** Begin THE RECORDS **

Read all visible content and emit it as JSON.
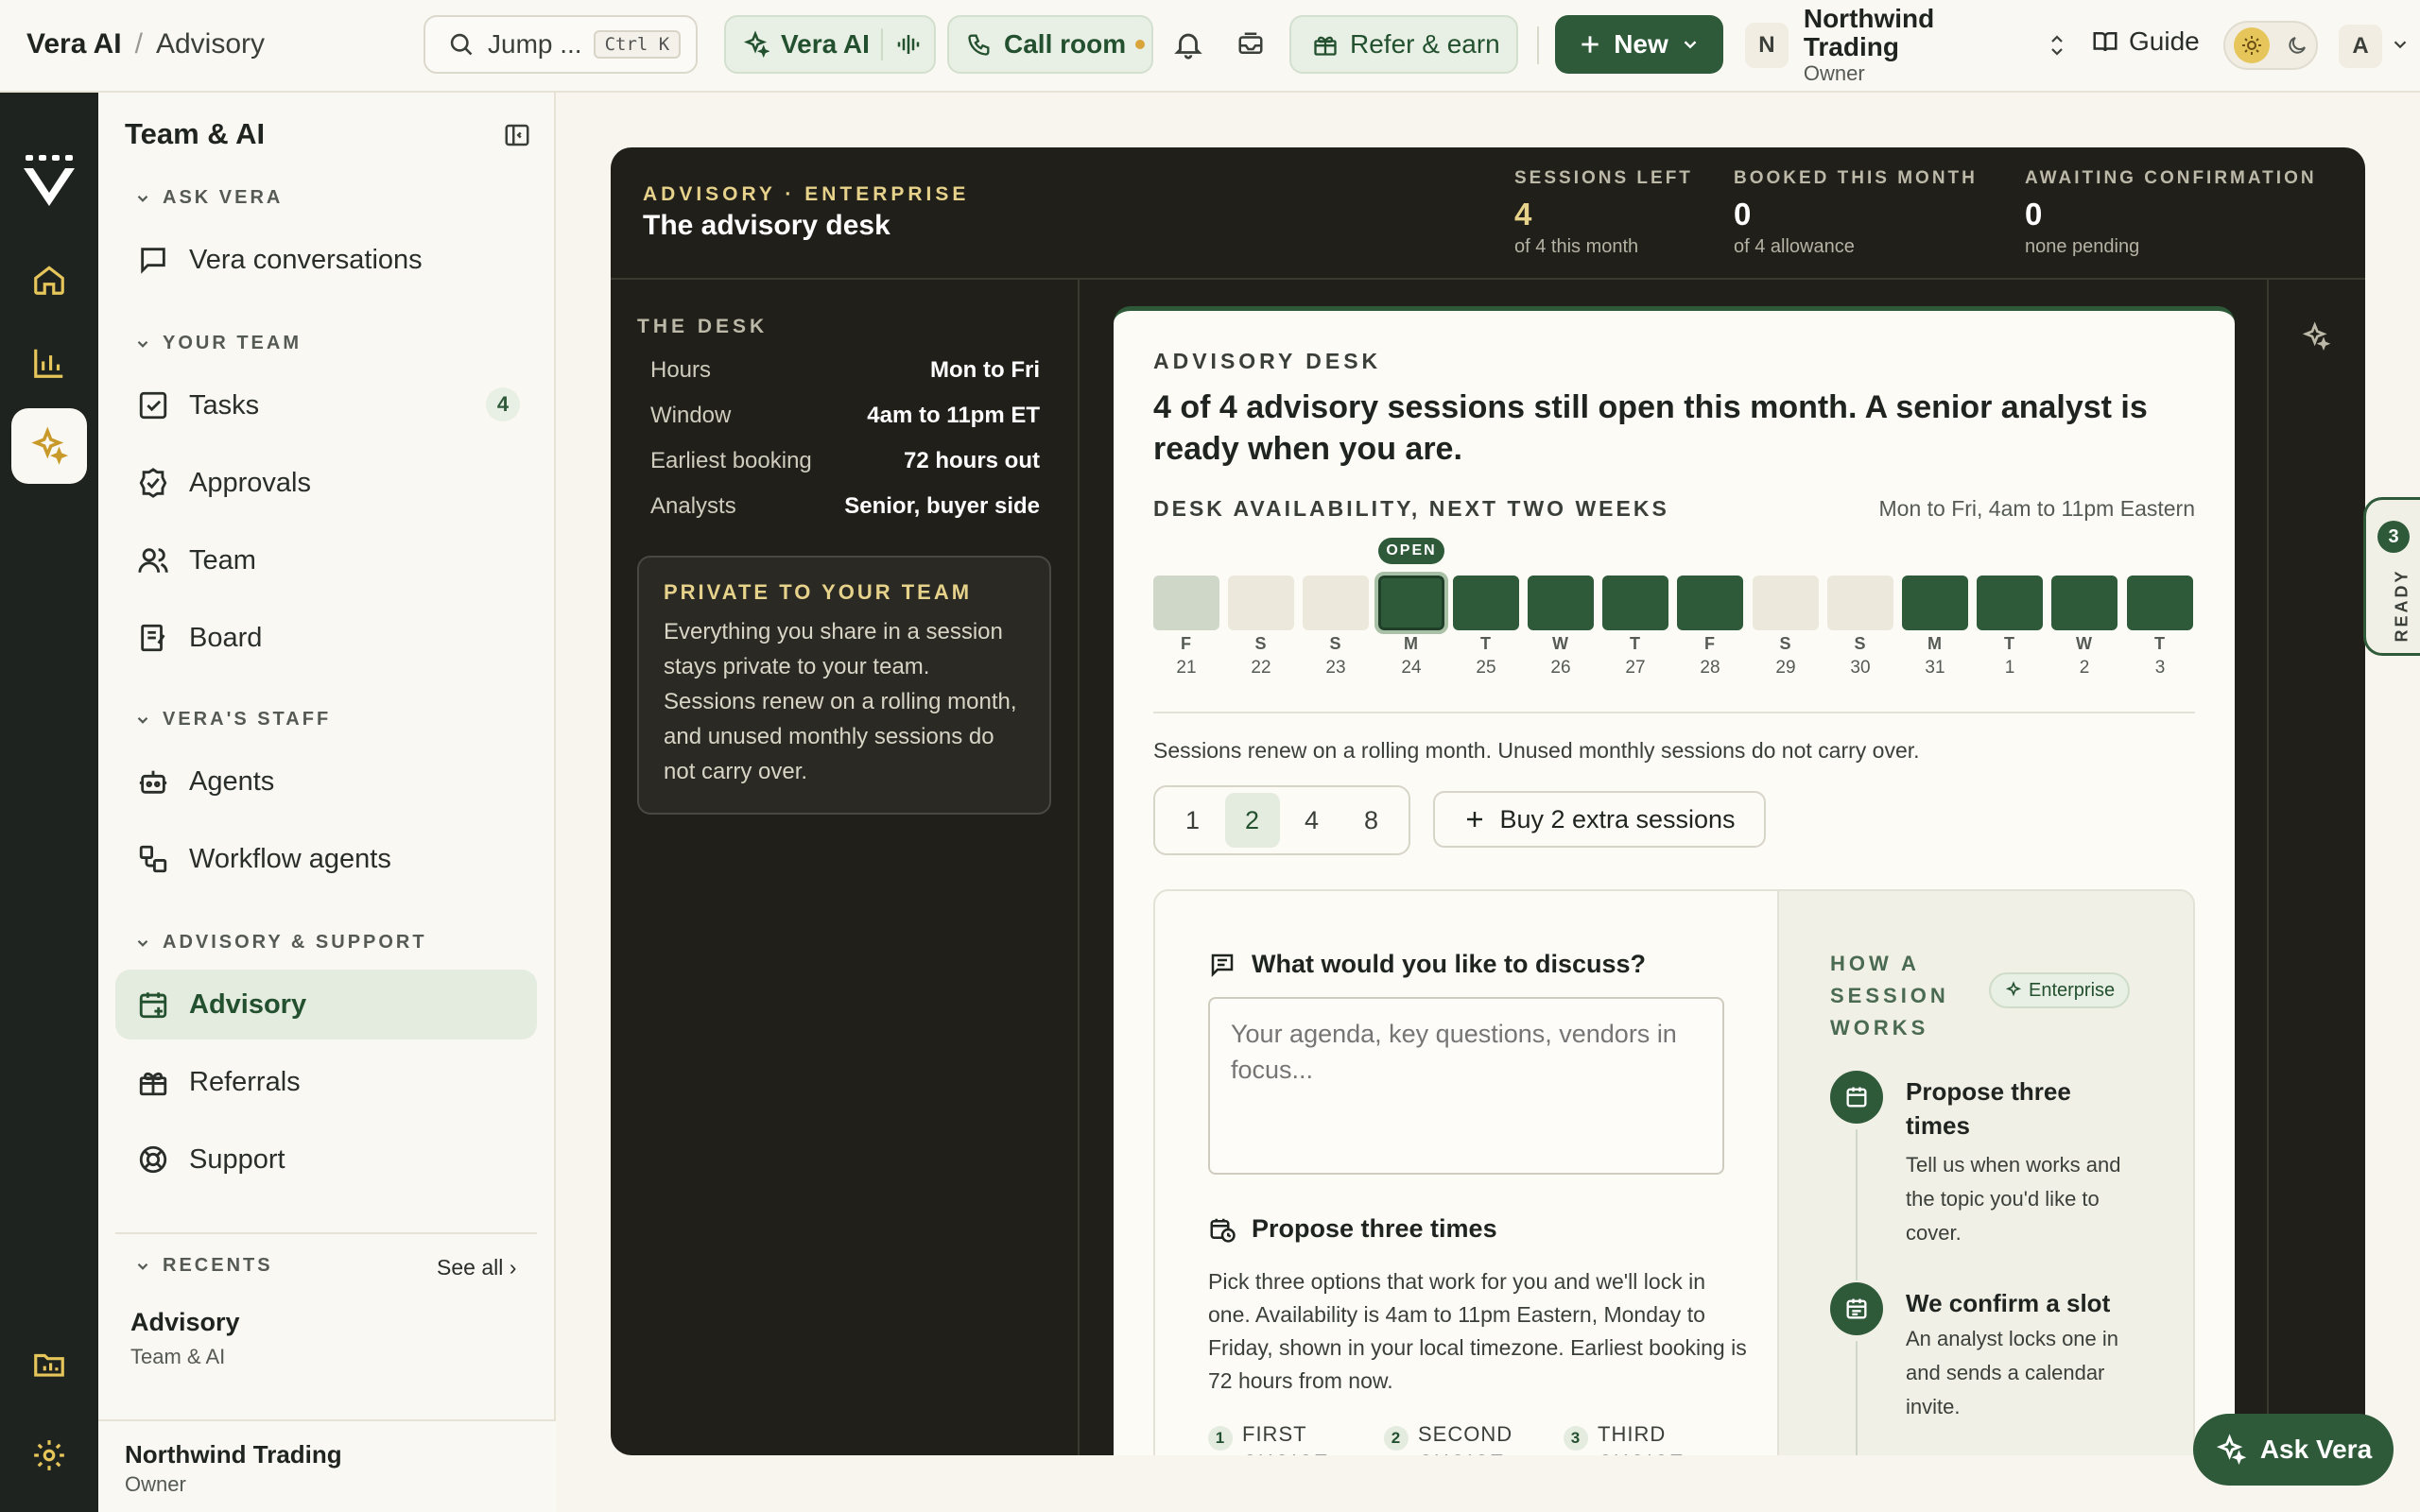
{
  "topbar": {
    "brand": "Vera AI",
    "crumb": "Advisory",
    "search_label": "Jump ...",
    "search_kbd": "Ctrl K",
    "vera_ai": "Vera AI",
    "call_room": "Call room",
    "refer": "Refer & earn",
    "new": "New",
    "org_initial": "N",
    "org_name": "Northwind Trading",
    "org_role": "Owner",
    "guide": "Guide",
    "user_initial": "A"
  },
  "sidebar": {
    "title": "Team & AI",
    "sections": [
      {
        "label": "ASK VERA"
      },
      {
        "label": "YOUR TEAM"
      },
      {
        "label": "VERA'S STAFF"
      },
      {
        "label": "ADVISORY & SUPPORT"
      },
      {
        "label": "RECENTS"
      }
    ],
    "items": {
      "conversations": "Vera conversations",
      "tasks": "Tasks",
      "tasks_count": "4",
      "approvals": "Approvals",
      "team": "Team",
      "board": "Board",
      "agents": "Agents",
      "workflow_agents": "Workflow agents",
      "advisory": "Advisory",
      "referrals": "Referrals",
      "support": "Support"
    },
    "see_all": "See all ›",
    "recent": {
      "title": "Advisory",
      "sub": "Team & AI"
    },
    "footer": {
      "name": "Northwind Trading",
      "role": "Owner"
    }
  },
  "main": {
    "label": "ADVISORY · ENTERPRISE",
    "title": "The advisory desk",
    "stats": [
      {
        "label": "SESSIONS LEFT",
        "value": "4",
        "sub": "of 4 this month"
      },
      {
        "label": "BOOKED THIS MONTH",
        "value": "0",
        "sub": "of 4 allowance"
      },
      {
        "label": "AWAITING CONFIRMATION",
        "value": "0",
        "sub": "none pending"
      }
    ],
    "desk": {
      "heading": "THE DESK",
      "rows": [
        {
          "k": "Hours",
          "v": "Mon to Fri"
        },
        {
          "k": "Window",
          "v": "4am to 11pm ET"
        },
        {
          "k": "Earliest booking",
          "v": "72 hours out"
        },
        {
          "k": "Analysts",
          "v": "Senior, buyer side"
        }
      ]
    },
    "private": {
      "heading": "PRIVATE TO YOUR TEAM",
      "text": "Everything you share in a session stays private to your team. Sessions renew on a rolling month, and unused monthly sessions do not carry over."
    },
    "card": {
      "label": "ADVISORY DESK",
      "title": "4 of 4 advisory sessions still open this month. A senior analyst is ready when you are.",
      "avail_heading": "DESK AVAILABILITY, NEXT TWO WEEKS",
      "avail_hours": "Mon to Fri, 4am to 11pm Eastern",
      "open_tag": "OPEN",
      "days": [
        {
          "l": "F",
          "n": "21",
          "s": "past"
        },
        {
          "l": "S",
          "n": "22",
          "s": "weekend"
        },
        {
          "l": "S",
          "n": "23",
          "s": "weekend"
        },
        {
          "l": "M",
          "n": "24",
          "s": "open-selected"
        },
        {
          "l": "T",
          "n": "25",
          "s": "open"
        },
        {
          "l": "W",
          "n": "26",
          "s": "open"
        },
        {
          "l": "T",
          "n": "27",
          "s": "open"
        },
        {
          "l": "F",
          "n": "28",
          "s": "open"
        },
        {
          "l": "S",
          "n": "29",
          "s": "weekend"
        },
        {
          "l": "S",
          "n": "30",
          "s": "weekend"
        },
        {
          "l": "M",
          "n": "31",
          "s": "open"
        },
        {
          "l": "T",
          "n": "1",
          "s": "open"
        },
        {
          "l": "W",
          "n": "2",
          "s": "open"
        },
        {
          "l": "T",
          "n": "3",
          "s": "open"
        }
      ],
      "renew_text": "Sessions renew on a rolling month. Unused monthly sessions do not carry over.",
      "qty_options": [
        "1",
        "2",
        "4",
        "8"
      ],
      "qty_selected": "2",
      "buy_label": "Buy 2 extra sessions",
      "discuss_heading": "What would you like to discuss?",
      "discuss_placeholder": "Your agenda, key questions, vendors in focus...",
      "propose_heading": "Propose three times",
      "propose_text": "Pick three options that work for you and we'll lock in one. Availability is 4am to 11pm Eastern, Monday to Friday, shown in your local timezone. Earliest booking is 72 hours from now.",
      "choices": [
        {
          "n": "1",
          "label": "FIRST CHOICE"
        },
        {
          "n": "2",
          "label": "SECOND CHOICE"
        },
        {
          "n": "3",
          "label": "THIRD CHOICE"
        }
      ],
      "how_heading": "HOW A SESSION WORKS",
      "how_badge": "Enterprise",
      "steps": [
        {
          "title": "Propose three times",
          "desc": "Tell us when works and the topic you'd like to cover."
        },
        {
          "title": "We confirm a slot",
          "desc": "An analyst locks one in and sends a calendar invite."
        }
      ]
    }
  },
  "ready_tab": {
    "count": "3",
    "label": "READY"
  },
  "ask_vera": "Ask Vera",
  "colors": {
    "accent": "#2e5a3a",
    "gold": "#e6d28a",
    "dark": "#201f1a",
    "cream": "#faf8f2"
  }
}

** End THE RECORDS **

**INSTRUCTION**
Transcribe the records verbatim and omit the images.

**OUTPUT OF THE TASK**
Read all visible content and emit it as JSON.
{
  "topbar": {
    "brand": "Vera AI",
    "crumb": "Advisory",
    "search_label": "Jump ...",
    "search_kbd": "Ctrl K",
    "vera_ai": "Vera AI",
    "call_room": "Call room",
    "refer": "Refer & earn",
    "new": "New",
    "org_initial": "N",
    "org_name": "Northwind Trading",
    "org_role": "Owner",
    "guide": "Guide",
    "user_initial": "A"
  },
  "sidebar": {
    "title": "Team & AI",
    "sections": [
      {
        "label": "ASK VERA"
      },
      {
        "label": "YOUR TEAM"
      },
      {
        "label": "VERA'S STAFF"
      },
      {
        "label": "ADVISORY & SUPPORT"
      },
      {
        "label": "RECENTS"
      }
    ],
    "items": {
      "conversations": "Vera conversations",
      "tasks": "Tasks",
      "tasks_count": "4",
      "approvals": "Approvals",
      "team": "Team",
      "board": "Board",
      "agents": "Agents",
      "workflow_agents": "Workflow agents",
      "advisory": "Advisory",
      "referrals": "Referrals",
      "support": "Support"
    },
    "see_all": "See all ›",
    "recent": {
      "title": "Advisory",
      "sub": "Team & AI"
    },
    "footer": {
      "name": "Northwind Trading",
      "role": "Owner"
    }
  },
  "main": {
    "label": "ADVISORY · ENTERPRISE",
    "title": "The advisory desk",
    "stats": [
      {
        "label": "SESSIONS LEFT",
        "value": "4",
        "sub": "of 4 this month"
      },
      {
        "label": "BOOKED THIS MONTH",
        "value": "0",
        "sub": "of 4 allowance"
      },
      {
        "label": "AWAITING CONFIRMATION",
        "value": "0",
        "sub": "none pending"
      }
    ],
    "desk": {
      "heading": "THE DESK",
      "rows": [
        {
          "k": "Hours",
          "v": "Mon to Fri"
        },
        {
          "k": "Window",
          "v": "4am to 11pm ET"
        },
        {
          "k": "Earliest booking",
          "v": "72 hours out"
        },
        {
          "k": "Analysts",
          "v": "Senior, buyer side"
        }
      ]
    },
    "private": {
      "heading": "PRIVATE TO YOUR TEAM",
      "text": "Everything you share in a session stays private to your team. Sessions renew on a rolling month, and unused monthly sessions do not carry over."
    },
    "card": {
      "label": "ADVISORY DESK",
      "title": "4 of 4 advisory sessions still open this month. A senior analyst is ready when you are.",
      "avail_heading": "DESK AVAILABILITY, NEXT TWO WEEKS",
      "avail_hours": "Mon to Fri, 4am to 11pm Eastern",
      "open_tag": "OPEN",
      "days": [
        {
          "l": "F",
          "n": "21",
          "s": "past"
        },
        {
          "l": "S",
          "n": "22",
          "s": "weekend"
        },
        {
          "l": "S",
          "n": "23",
          "s": "weekend"
        },
        {
          "l": "M",
          "n": "24",
          "s": "open-selected"
        },
        {
          "l": "T",
          "n": "25",
          "s": "open"
        },
        {
          "l": "W",
          "n": "26",
          "s": "open"
        },
        {
          "l": "T",
          "n": "27",
          "s": "open"
        },
        {
          "l": "F",
          "n": "28",
          "s": "open"
        },
        {
          "l": "S",
          "n": "29",
          "s": "weekend"
        },
        {
          "l": "S",
          "n": "30",
          "s": "weekend"
        },
        {
          "l": "M",
          "n": "31",
          "s": "open"
        },
        {
          "l": "T",
          "n": "1",
          "s": "open"
        },
        {
          "l": "W",
          "n": "2",
          "s": "open"
        },
        {
          "l": "T",
          "n": "3",
          "s": "open"
        }
      ],
      "renew_text": "Sessions renew on a rolling month. Unused monthly sessions do not carry over.",
      "qty_options": [
        "1",
        "2",
        "4",
        "8"
      ],
      "qty_selected": "2",
      "buy_label": "Buy 2 extra sessions",
      "discuss_heading": "What would you like to discuss?",
      "discuss_placeholder": "Your agenda, key questions, vendors in focus...",
      "propose_heading": "Propose three times",
      "propose_text": "Pick three options that work for you and we'll lock in one. Availability is 4am to 11pm Eastern, Monday to Friday, shown in your local timezone. Earliest booking is 72 hours from now.",
      "choices": [
        {
          "n": "1",
          "label": "FIRST CHOICE"
        },
        {
          "n": "2",
          "label": "SECOND CHOICE"
        },
        {
          "n": "3",
          "label": "THIRD CHOICE"
        }
      ],
      "how_heading": "HOW A SESSION WORKS",
      "how_badge": "Enterprise",
      "steps": [
        {
          "title": "Propose three times",
          "desc": "Tell us when works and the topic you'd like to cover."
        },
        {
          "title": "We confirm a slot",
          "desc": "An analyst locks one in and sends a calendar invite."
        }
      ]
    }
  },
  "ready_tab": {
    "count": "3",
    "label": "READY"
  },
  "ask_vera": "Ask Vera",
  "colors": {
    "accent": "#2e5a3a",
    "gold": "#e6d28a",
    "dark": "#201f1a",
    "cream": "#faf8f2"
  }
}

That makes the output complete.